TEXT =
========
Have a heart for infidel bovines

The Bharatiya Janata Party of India, and its backup organisations, the Shiv Sena and the Vishwa Hindu Parishad, would like to pretend that they stand up for the cow. But they do not, really. At the very least, they show a disregard for overseas cows that is nothing less than racist.

In Vedic times, perhaps before the transition to sedentary agriculture, it seems that beef was not taboo. But then the bovines helped the ancients in the settlement of the Ganga plains and hence developed a sanctity that was consecrated by received religion. Cattle provided milk, gobar and muscle power for the plough, all of them crucial for the plains agriculturist.

But if you think that the Hindus of present day Hindustan revere the cow in a way that it matters, then chew the cud and think some more. Where do you think old cows go to? How many bovine hospices have you seen in your area? And with the gradual phasing out of bulls from fieldwork as agriculture becomes mechanised, what is happening to the male offspring?

For many old cows and otherwise 'useless' cattle from parts of North India and eastern Nepal, the not-so- happy hunting grounds are in the abattoirs of Dhaka. Ageing bovines walk or are driven overland, to the Bangladeshi border on trucks, then transferred to huge boats, where they ride shoulder-to-shoulder on a life-ending voyage along the Ganga. Out of sight becomes out of mind.

Centuries ago, some Hindus of Nepal with an obvious taste for beef decided that it was okay to consume the close cousin of the fair cow, the milk-giving dark-skinned buffalo. And so, just as ageing cows head for Dhaka, superannuated buffaloes from all over northern India head up the slope to Kathmandu, their hooves destroyed along the rocky trails. Or, they are transported, cramped and distressed, on Tata trucks to serve the demand for moms in the Nepali capital. They are roped through their nose rings to the truck rafters so that each animal remains standing to allow the carriage of the maximum number of the sad creatures.

But the human barbarism displayed in these death marches of the Ganga hills and plains are nothing compared to the bovine genocide being carried out in another 'civilised' part of the world. The original culprit is Bovine Spongiform Encephalopathy or BSE, "mad cow disease". The disease incubates in cows, and enters the human chain through beef, leading to fatal brain illness.
========
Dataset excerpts
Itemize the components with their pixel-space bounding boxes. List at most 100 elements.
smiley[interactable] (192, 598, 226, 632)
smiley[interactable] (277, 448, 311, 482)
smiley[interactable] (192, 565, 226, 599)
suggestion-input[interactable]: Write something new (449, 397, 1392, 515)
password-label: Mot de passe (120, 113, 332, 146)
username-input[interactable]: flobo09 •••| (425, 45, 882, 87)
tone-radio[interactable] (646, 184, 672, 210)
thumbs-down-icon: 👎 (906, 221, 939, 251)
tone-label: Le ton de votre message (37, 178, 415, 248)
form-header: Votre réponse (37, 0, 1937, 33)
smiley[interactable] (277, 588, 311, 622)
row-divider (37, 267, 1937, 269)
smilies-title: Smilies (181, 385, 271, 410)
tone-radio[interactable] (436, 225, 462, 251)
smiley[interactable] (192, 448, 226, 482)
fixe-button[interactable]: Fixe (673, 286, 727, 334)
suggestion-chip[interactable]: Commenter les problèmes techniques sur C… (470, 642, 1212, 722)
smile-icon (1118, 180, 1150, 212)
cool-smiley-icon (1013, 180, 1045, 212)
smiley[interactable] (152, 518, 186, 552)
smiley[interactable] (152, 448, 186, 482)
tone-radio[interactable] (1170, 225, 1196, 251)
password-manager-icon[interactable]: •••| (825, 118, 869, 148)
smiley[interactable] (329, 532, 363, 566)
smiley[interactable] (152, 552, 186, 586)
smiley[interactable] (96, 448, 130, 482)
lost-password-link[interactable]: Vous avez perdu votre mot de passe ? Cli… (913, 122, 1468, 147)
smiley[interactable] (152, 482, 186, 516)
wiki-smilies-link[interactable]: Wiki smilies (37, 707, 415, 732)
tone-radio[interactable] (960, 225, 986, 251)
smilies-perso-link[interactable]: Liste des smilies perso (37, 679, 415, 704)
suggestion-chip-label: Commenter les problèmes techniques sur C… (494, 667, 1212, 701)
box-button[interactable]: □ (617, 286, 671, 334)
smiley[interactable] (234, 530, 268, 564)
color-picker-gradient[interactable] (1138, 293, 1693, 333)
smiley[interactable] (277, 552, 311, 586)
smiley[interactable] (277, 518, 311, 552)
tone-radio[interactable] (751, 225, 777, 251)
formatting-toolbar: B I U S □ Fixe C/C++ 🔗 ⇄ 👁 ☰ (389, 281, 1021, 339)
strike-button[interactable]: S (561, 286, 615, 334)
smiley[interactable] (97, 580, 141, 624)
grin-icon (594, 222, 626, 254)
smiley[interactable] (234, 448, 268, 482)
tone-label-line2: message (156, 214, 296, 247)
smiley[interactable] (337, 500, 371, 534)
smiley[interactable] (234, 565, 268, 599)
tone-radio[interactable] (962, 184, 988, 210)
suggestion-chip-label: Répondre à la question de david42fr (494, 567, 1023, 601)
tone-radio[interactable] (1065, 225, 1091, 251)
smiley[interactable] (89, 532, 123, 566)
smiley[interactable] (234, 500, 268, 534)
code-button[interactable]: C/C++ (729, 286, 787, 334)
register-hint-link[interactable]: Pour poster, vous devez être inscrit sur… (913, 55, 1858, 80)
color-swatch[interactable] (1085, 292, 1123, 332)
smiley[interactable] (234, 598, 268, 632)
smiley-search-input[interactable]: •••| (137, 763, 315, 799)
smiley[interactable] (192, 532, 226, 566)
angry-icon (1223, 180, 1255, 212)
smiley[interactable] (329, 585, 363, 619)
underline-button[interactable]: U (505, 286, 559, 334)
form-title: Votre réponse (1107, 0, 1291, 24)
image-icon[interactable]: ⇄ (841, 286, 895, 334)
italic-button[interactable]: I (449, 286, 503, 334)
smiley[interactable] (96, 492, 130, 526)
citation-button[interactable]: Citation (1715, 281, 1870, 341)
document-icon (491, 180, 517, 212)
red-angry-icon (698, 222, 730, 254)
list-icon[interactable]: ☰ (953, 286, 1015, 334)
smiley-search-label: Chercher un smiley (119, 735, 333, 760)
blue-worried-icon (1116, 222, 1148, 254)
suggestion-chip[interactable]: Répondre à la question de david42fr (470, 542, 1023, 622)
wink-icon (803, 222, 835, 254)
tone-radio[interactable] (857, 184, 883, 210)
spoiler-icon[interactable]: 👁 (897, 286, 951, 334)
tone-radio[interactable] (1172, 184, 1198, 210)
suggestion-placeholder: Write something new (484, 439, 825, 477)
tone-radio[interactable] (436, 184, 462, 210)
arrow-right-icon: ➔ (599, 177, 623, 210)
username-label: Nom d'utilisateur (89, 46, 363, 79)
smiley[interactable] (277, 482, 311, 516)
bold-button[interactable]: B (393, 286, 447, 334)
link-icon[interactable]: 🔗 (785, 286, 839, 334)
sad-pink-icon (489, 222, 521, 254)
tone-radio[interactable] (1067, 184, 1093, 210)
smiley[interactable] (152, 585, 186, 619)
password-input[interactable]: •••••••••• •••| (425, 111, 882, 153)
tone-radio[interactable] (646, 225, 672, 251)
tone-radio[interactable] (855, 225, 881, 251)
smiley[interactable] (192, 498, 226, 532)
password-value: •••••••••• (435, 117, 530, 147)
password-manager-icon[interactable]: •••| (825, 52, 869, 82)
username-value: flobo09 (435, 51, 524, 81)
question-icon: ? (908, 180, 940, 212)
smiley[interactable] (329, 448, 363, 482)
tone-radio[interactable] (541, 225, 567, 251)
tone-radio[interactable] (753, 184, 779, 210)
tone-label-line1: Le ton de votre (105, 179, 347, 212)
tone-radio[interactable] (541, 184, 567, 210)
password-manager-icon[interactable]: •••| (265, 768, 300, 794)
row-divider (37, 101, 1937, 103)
========
ASSIGNMENT = Pull out the stretch of the cow article from "The Bharatiya Janata" through "the plains agriculturist.", word for word.

RESPONSE TO THIS TASK =
The Bharatiya Janata Party of India, and its backup organisations, the Shiv Sena and the Vishwa Hindu Parishad, would like to pretend that they stand up for the cow. But they do not, really. At the very least, they show a disregard for overseas cows that is nothing less than racist.

In Vedic times, perhaps before the transition to sedentary agriculture, it seems that beef was not taboo. But then the bovines helped the ancients in the settlement of the Ganga plains and hence developed a sanctity that was consecrated by received religion. Cattle provided milk, gobar and muscle power for the plough, all of them crucial for the plains agriculturist.